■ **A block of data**
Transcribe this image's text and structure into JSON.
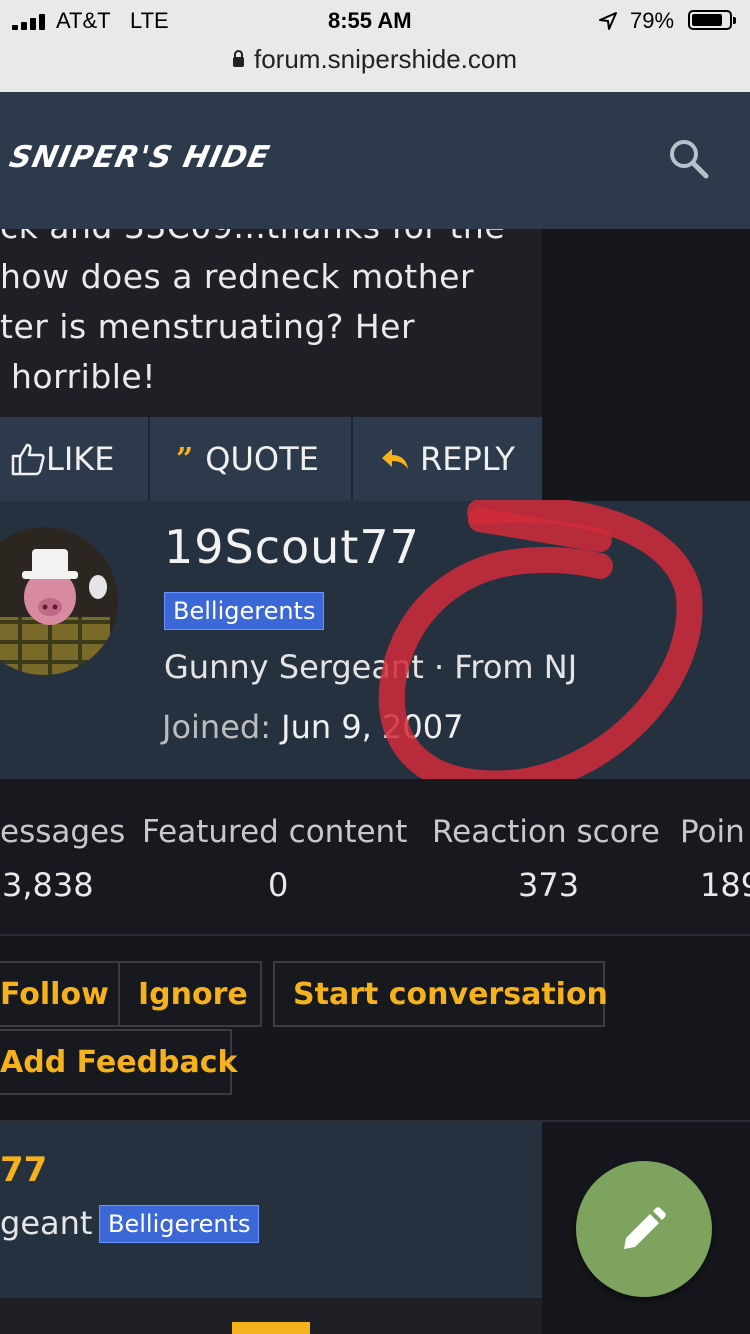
{
  "status_bar": {
    "carrier": "AT&T",
    "network": "LTE",
    "time": "8:55 AM",
    "battery": "79%",
    "url": "forum.snipershide.com"
  },
  "header": {
    "logo": "SNIPER'S HIDE"
  },
  "post": {
    "lines": [
      "ck and 33C09...thanks for the",
      "how does a redneck mother",
      "ter is menstruating? Her",
      " horrible!"
    ],
    "actions": {
      "like": "LIKE",
      "quote": "QUOTE",
      "reply": "REPLY"
    }
  },
  "profile": {
    "username": "19Scout77",
    "group_badge": "Belligerents",
    "title_line": "Gunny Sergeant · From NJ",
    "joined_label": "Joined:",
    "joined_date": "Jun 9, 2007"
  },
  "stats": [
    {
      "label": "essages",
      "value": "3,838"
    },
    {
      "label": "Featured content",
      "value": "0"
    },
    {
      "label": "Reaction score",
      "value": "373"
    },
    {
      "label": "Poin",
      "value": "189"
    }
  ],
  "buttons": {
    "follow": "Follow",
    "ignore": "Ignore",
    "start_conversation": "Start conversation",
    "add_feedback": "Add Feedback"
  },
  "next_post": {
    "name": "77",
    "rank": "geant",
    "badge": "Belligerents"
  },
  "colors": {
    "accent": "#f5b21c",
    "header_bg": "#2d3a4b",
    "badge": "#3b68d6",
    "fab": "#7da35e",
    "annotation": "#d12a3a"
  }
}
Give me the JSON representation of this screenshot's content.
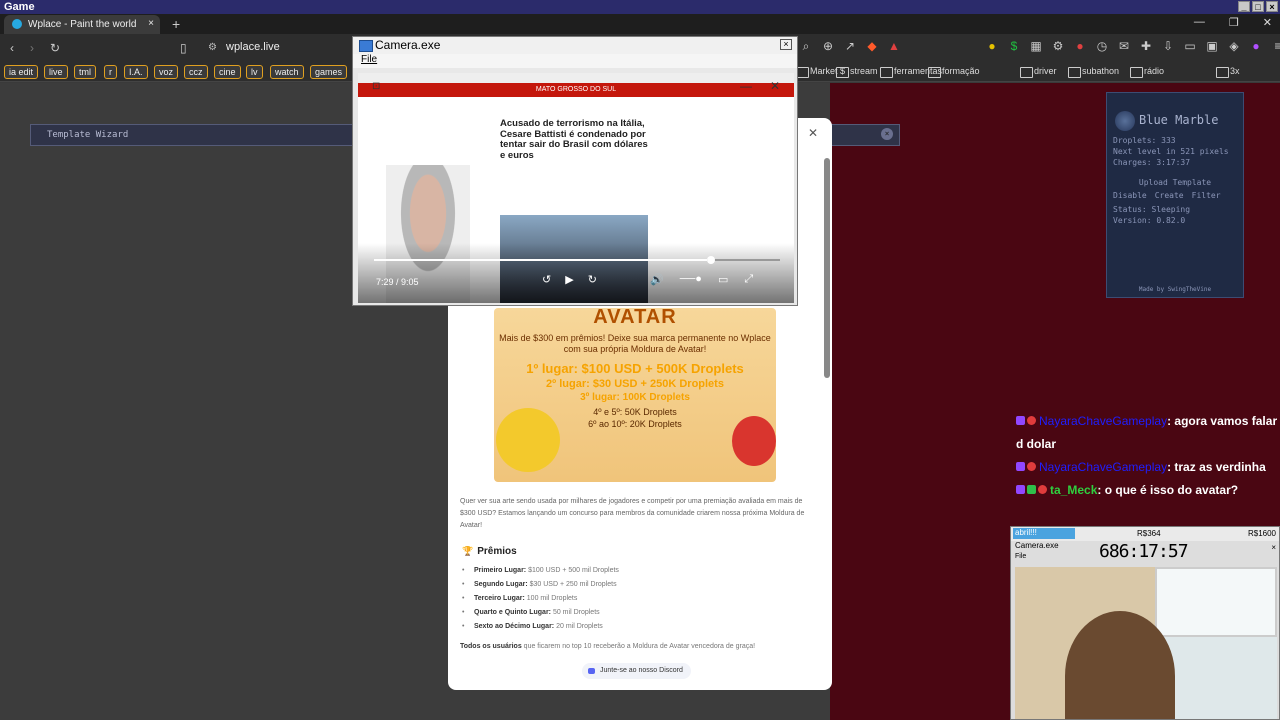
{
  "window": {
    "title": "Game"
  },
  "browser": {
    "tab_title": "Wplace - Paint the world",
    "address": "wplace.live"
  },
  "bookmarks": {
    "chips": [
      "ia edit",
      "live",
      "tml",
      "r",
      "I.A.",
      "voz",
      "ccz",
      "cine",
      "lv",
      "watch",
      "games"
    ],
    "folders": [
      "Market $",
      "stream",
      "ferramentas",
      "formação",
      "driver",
      "subathon",
      "rádio",
      "3x"
    ]
  },
  "wizard": {
    "title": "Template Wizard"
  },
  "blue_marble": {
    "title": "Blue Marble",
    "droplets": "Droplets: 333",
    "next_level": "Next level in 521 pixels",
    "charges": "Charges: 3:17:37",
    "upload": "Upload Template",
    "buttons": [
      "Disable",
      "Create",
      "Filter"
    ],
    "status": "Status: Sleeping",
    "version": "Version: 0.82.0",
    "credit": "Made by SwingTheVine"
  },
  "camera": {
    "title": "Camera.exe",
    "menu": "File",
    "video": {
      "section": "MATO GROSSO DO SUL",
      "headline": "Acusado de terrorismo na Itália, Cesare Battisti é condenado por tentar sair do Brasil com dólares e euros",
      "time": "7:29 / 9:05",
      "progress": 0.82
    }
  },
  "modal": {
    "banner": {
      "title": "AVATAR",
      "line1": "Mais de $300 em prêmios! Deixe sua marca permanente no Wplace com sua própria Moldura de Avatar!",
      "prize1": "1º lugar: $100 USD + 500K Droplets",
      "prize2": "2º lugar: $30 USD + 250K Droplets",
      "prize3": "3º lugar: 100K Droplets",
      "prize4": "4º e 5º: 50K Droplets",
      "prize5": "6º ao 10º: 20K Droplets"
    },
    "description": "Quer ver sua arte sendo usada por milhares de jogadores e competir por uma premiação avaliada em mais de $300 USD? Estamos lançando um concurso para membros da comunidade criarem nossa próxima Moldura de Avatar!",
    "prizes_heading": "Prêmios",
    "prizes": [
      {
        "place": "Primeiro Lugar:",
        "reward": "$100 USD + 500 mil Droplets"
      },
      {
        "place": "Segundo Lugar:",
        "reward": "$30 USD + 250 mil Droplets"
      },
      {
        "place": "Terceiro Lugar:",
        "reward": "100 mil Droplets"
      },
      {
        "place": "Quarto e Quinto Lugar:",
        "reward": "50 mil Droplets"
      },
      {
        "place": "Sexto ao Décimo Lugar:",
        "reward": "20 mil Droplets"
      }
    ],
    "footnote_bold": "Todos os usuários",
    "footnote": "que ficarem no top 10 receberão a Moldura de Avatar vencedora de graça!",
    "discord_button": "Junte-se ao nosso Discord"
  },
  "chat": [
    {
      "user": "NayaraChaveGameplay",
      "message": ": agora vamos falar d dolar"
    },
    {
      "user": "NayaraChaveGameplay",
      "message": ": traz as verdinha"
    },
    {
      "user": "ta_Meck",
      "message": ": o que é isso do avatar?"
    }
  ],
  "small_cam": {
    "strip_left": "abril!!!",
    "strip_mid": "R$364",
    "strip_right": "R$1600",
    "title": "Camera.exe",
    "menu": "File",
    "clock": "686:17:57"
  }
}
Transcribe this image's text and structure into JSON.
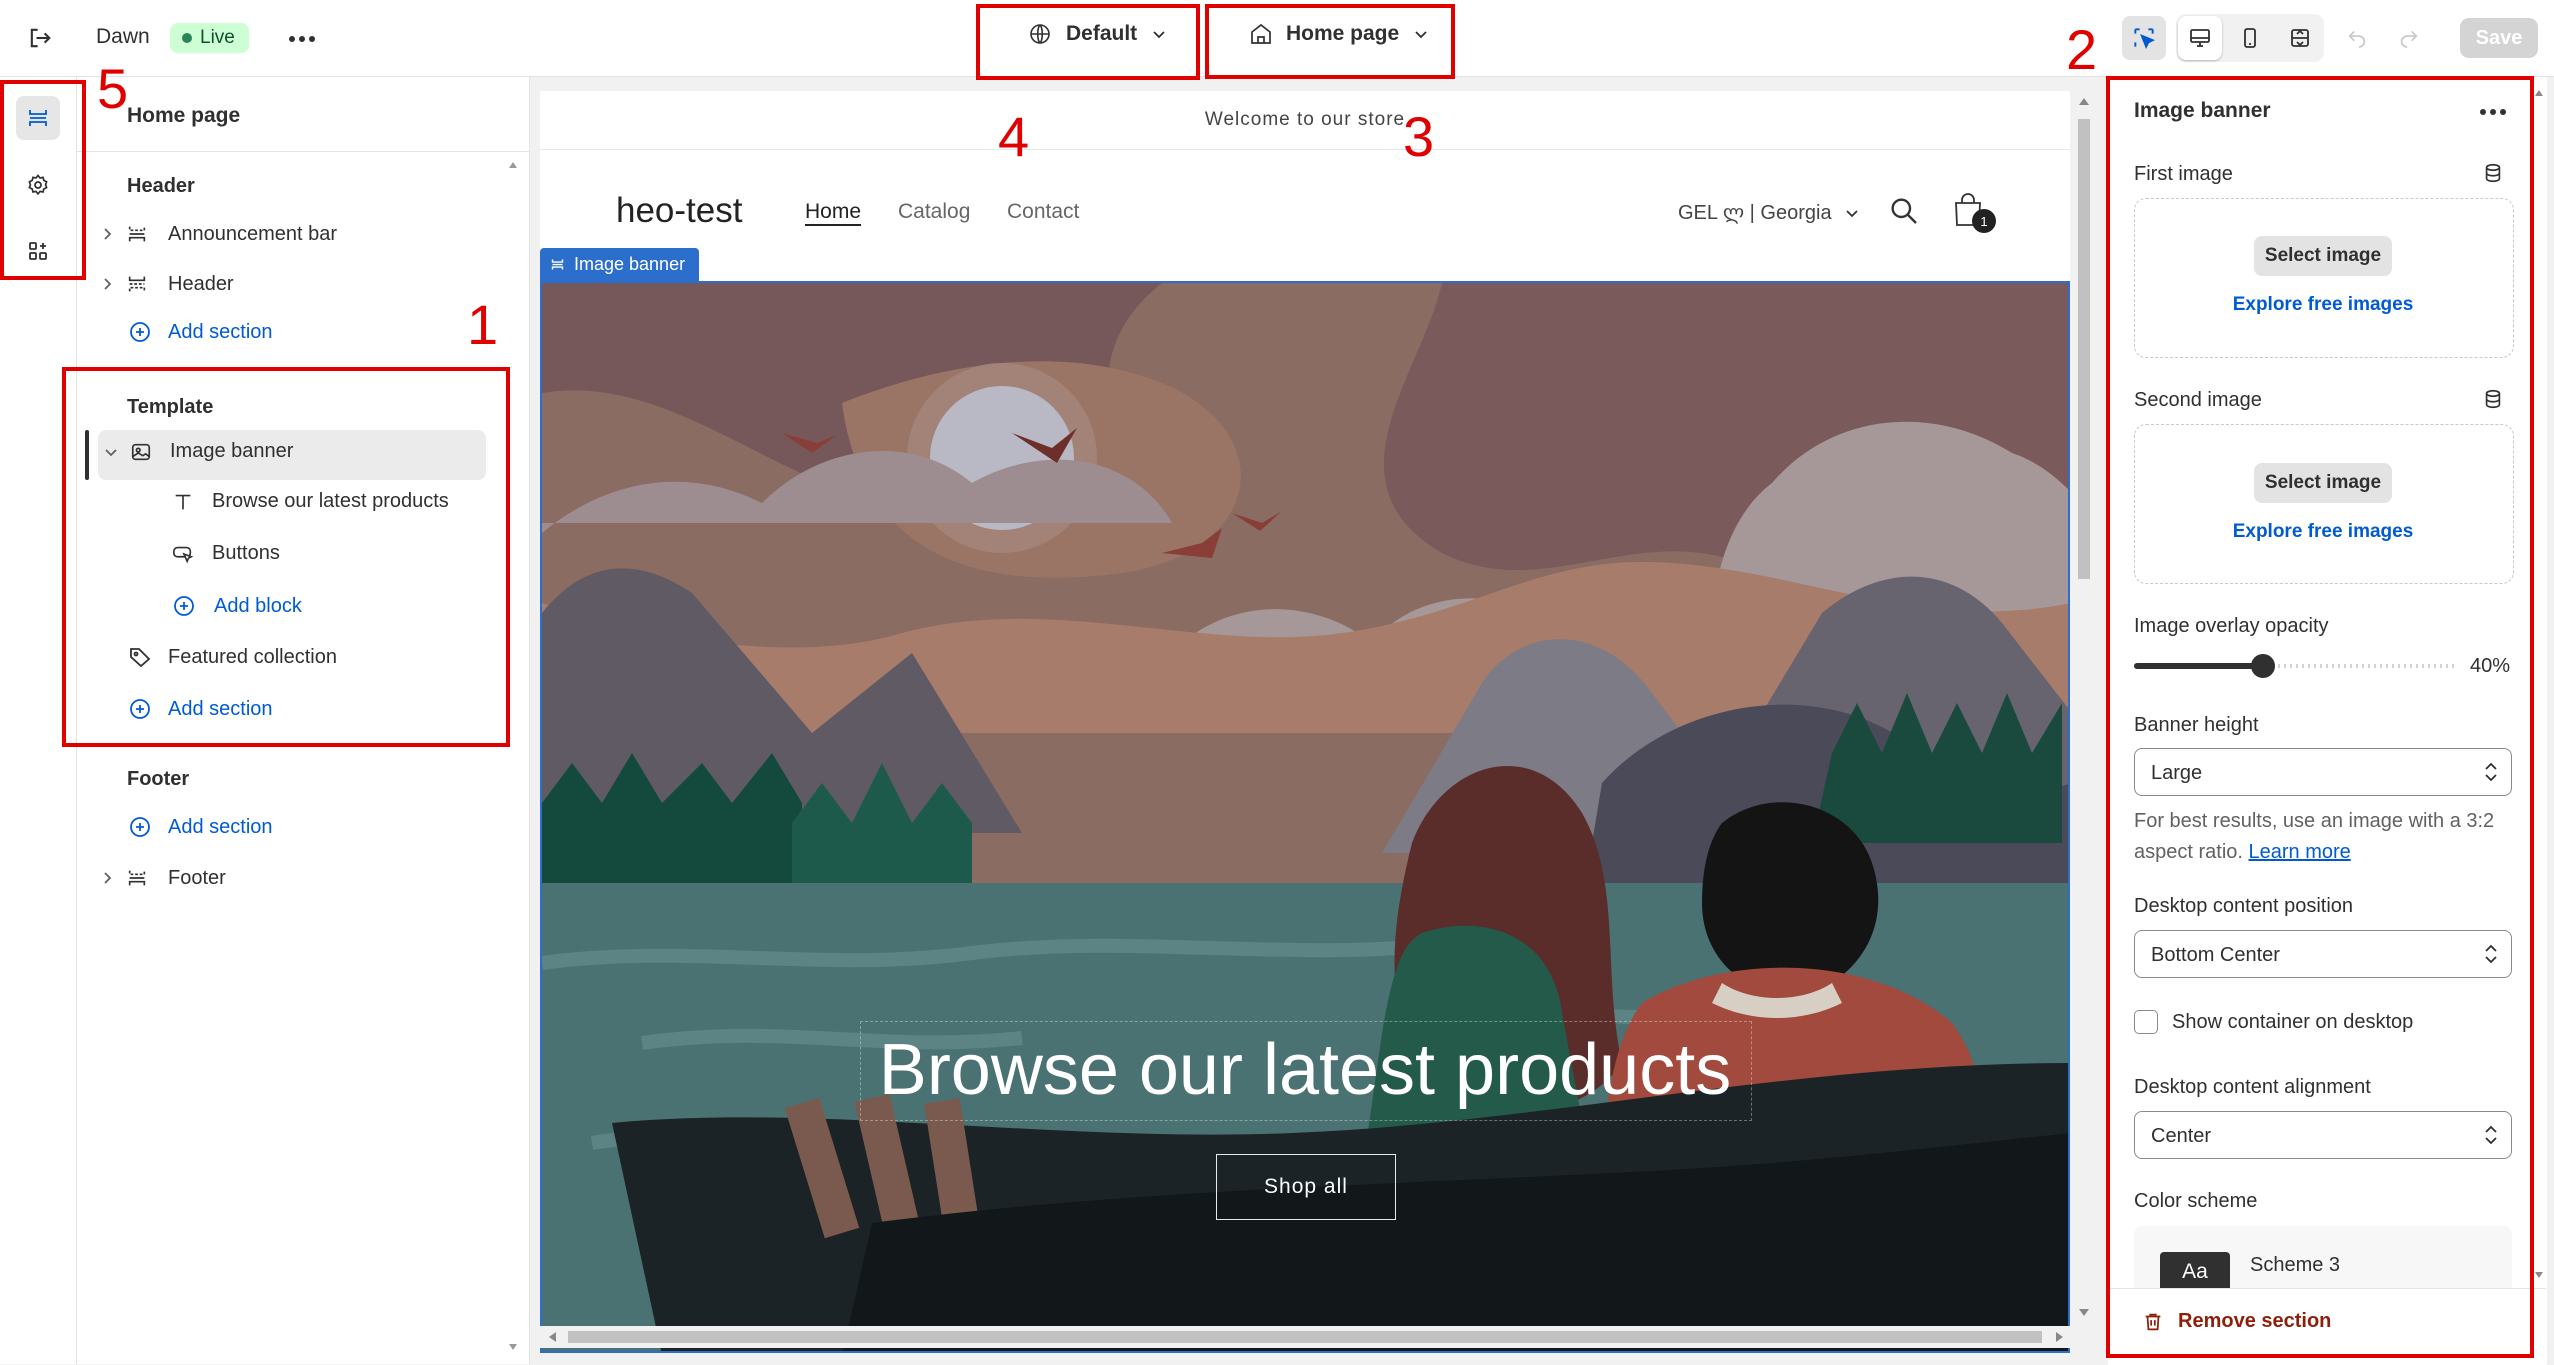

■ **STATED GOAL**
Skip the pictures and print each record exactly as it stands.

■ **REPLY TO THE TASK**
Transcribe this image's text and structure into JSON.
{
  "status_bar": {
    "carrier": "AT&T",
    "network": "LTE",
    "time": "8:55 AM",
    "battery": "79%",
    "url": "forum.snipershide.com"
  },
  "header": {
    "logo": "SNIPER'S HIDE"
  },
  "post": {
    "lines": [
      "ck and 33C09...thanks for the",
      "how does a redneck mother",
      "ter is menstruating? Her",
      " horrible!"
    ],
    "actions": {
      "like": "LIKE",
      "quote": "QUOTE",
      "reply": "REPLY"
    }
  },
  "profile": {
    "username": "19Scout77",
    "group_badge": "Belligerents",
    "title_line": "Gunny Sergeant · From NJ",
    "joined_label": "Joined:",
    "joined_date": "Jun 9, 2007"
  },
  "stats": [
    {
      "label": "essages",
      "value": "3,838"
    },
    {
      "label": "Featured content",
      "value": "0"
    },
    {
      "label": "Reaction score",
      "value": "373"
    },
    {
      "label": "Poin",
      "value": "189"
    }
  ],
  "buttons": {
    "follow": "Follow",
    "ignore": "Ignore",
    "start_conversation": "Start conversation",
    "add_feedback": "Add Feedback"
  },
  "next_post": {
    "name": "77",
    "rank": "geant",
    "badge": "Belligerents"
  },
  "colors": {
    "accent": "#f5b21c",
    "header_bg": "#2d3a4b",
    "badge": "#3b68d6",
    "fab": "#7da35e",
    "annotation": "#d12a3a"
  }
}
Give me the JSON representation of this screenshot's content.
{
  "window": {
    "title": "Game"
  },
  "browser": {
    "tab_title": "Wplace - Paint the world",
    "address": "wplace.live"
  },
  "bookmarks": {
    "chips": [
      "ia edit",
      "live",
      "tml",
      "r",
      "I.A.",
      "voz",
      "ccz",
      "cine",
      "lv",
      "watch",
      "games"
    ],
    "folders": [
      "Market $",
      "stream",
      "ferramentas",
      "formação",
      "driver",
      "subathon",
      "rádio",
      "3x"
    ]
  },
  "wizard": {
    "title": "Template Wizard"
  },
  "blue_marble": {
    "title": "Blue Marble",
    "droplets": "Droplets: 333",
    "next_level": "Next level in 521 pixels",
    "charges": "Charges: 3:17:37",
    "upload": "Upload Template",
    "buttons": [
      "Disable",
      "Create",
      "Filter"
    ],
    "status": "Status: Sleeping",
    "version": "Version: 0.82.0",
    "credit": "Made by SwingTheVine"
  },
  "camera": {
    "title": "Camera.exe",
    "menu": "File",
    "video": {
      "section": "MATO GROSSO DO SUL",
      "headline": "Acusado de terrorismo na Itália, Cesare Battisti é condenado por tentar sair do Brasil com dólares e euros",
      "time": "7:29 / 9:05",
      "progress": 0.82
    }
  },
  "modal": {
    "banner": {
      "title": "AVATAR",
      "line1": "Mais de $300 em prêmios! Deixe sua marca permanente no Wplace com sua própria Moldura de Avatar!",
      "prize1": "1º lugar: $100 USD + 500K Droplets",
      "prize2": "2º lugar: $30 USD + 250K Droplets",
      "prize3": "3º lugar: 100K Droplets",
      "prize4": "4º e 5º: 50K Droplets",
      "prize5": "6º ao 10º: 20K Droplets"
    },
    "description": "Quer ver sua arte sendo usada por milhares de jogadores e competir por uma premiação avaliada em mais de $300 USD? Estamos lançando um concurso para membros da comunidade criarem nossa próxima Moldura de Avatar!",
    "prizes_heading": "Prêmios",
    "prizes": [
      {
        "place": "Primeiro Lugar:",
        "reward": "$100 USD + 500 mil Droplets"
      },
      {
        "place": "Segundo Lugar:",
        "reward": "$30 USD + 250 mil Droplets"
      },
      {
        "place": "Terceiro Lugar:",
        "reward": "100 mil Droplets"
      },
      {
        "place": "Quarto e Quinto Lugar:",
        "reward": "50 mil Droplets"
      },
      {
        "place": "Sexto ao Décimo Lugar:",
        "reward": "20 mil Droplets"
      }
    ],
    "footnote_bold": "Todos os usuários",
    "footnote": "que ficarem no top 10 receberão a Moldura de Avatar vencedora de graça!",
    "discord_button": "Junte-se ao nosso Discord"
  },
  "chat": [
    {
      "user": "NayaraChaveGameplay",
      "message": ": agora vamos falar d dolar"
    },
    {
      "user": "NayaraChaveGameplay",
      "message": ": traz as verdinha"
    },
    {
      "user": "ta_Meck",
      "message": ": o que é isso do avatar?"
    }
  ],
  "small_cam": {
    "strip_left": "abril!!!",
    "strip_mid": "R$364",
    "strip_right": "R$1600",
    "title": "Camera.exe",
    "menu": "File",
    "clock": "686:17:57"
  }
}
Transcribe this image's text and structure into JSON.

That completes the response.